==== Stored data

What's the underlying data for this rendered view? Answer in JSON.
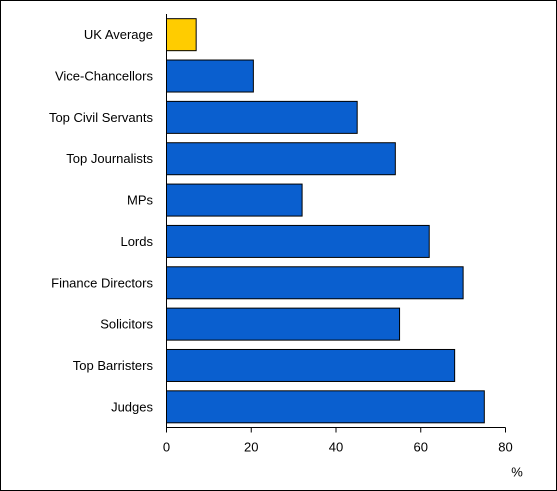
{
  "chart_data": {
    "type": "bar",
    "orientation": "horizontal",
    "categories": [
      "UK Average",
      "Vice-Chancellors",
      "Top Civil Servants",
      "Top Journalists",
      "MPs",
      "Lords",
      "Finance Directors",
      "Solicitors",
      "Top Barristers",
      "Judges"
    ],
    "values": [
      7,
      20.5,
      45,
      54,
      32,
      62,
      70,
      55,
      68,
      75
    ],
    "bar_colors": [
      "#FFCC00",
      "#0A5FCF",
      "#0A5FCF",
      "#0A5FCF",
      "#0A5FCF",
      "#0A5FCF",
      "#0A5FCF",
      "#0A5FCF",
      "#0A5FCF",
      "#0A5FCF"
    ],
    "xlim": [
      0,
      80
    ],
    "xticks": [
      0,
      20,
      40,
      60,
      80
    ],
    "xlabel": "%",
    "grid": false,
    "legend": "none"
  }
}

========

* **Exercise goal**: Repeat the material verbatim. Do not carry over any picture.

* **Exercise response**:
What's the underlying data for this rendered view? Answer in JSON.
{
  "chart_data": {
    "type": "bar",
    "orientation": "horizontal",
    "categories": [
      "UK Average",
      "Vice-Chancellors",
      "Top Civil Servants",
      "Top Journalists",
      "MPs",
      "Lords",
      "Finance Directors",
      "Solicitors",
      "Top Barristers",
      "Judges"
    ],
    "values": [
      7,
      20.5,
      45,
      54,
      32,
      62,
      70,
      55,
      68,
      75
    ],
    "bar_colors": [
      "#FFCC00",
      "#0A5FCF",
      "#0A5FCF",
      "#0A5FCF",
      "#0A5FCF",
      "#0A5FCF",
      "#0A5FCF",
      "#0A5FCF",
      "#0A5FCF",
      "#0A5FCF"
    ],
    "xlim": [
      0,
      80
    ],
    "xticks": [
      0,
      20,
      40,
      60,
      80
    ],
    "xlabel": "%",
    "grid": false,
    "legend": "none"
  }
}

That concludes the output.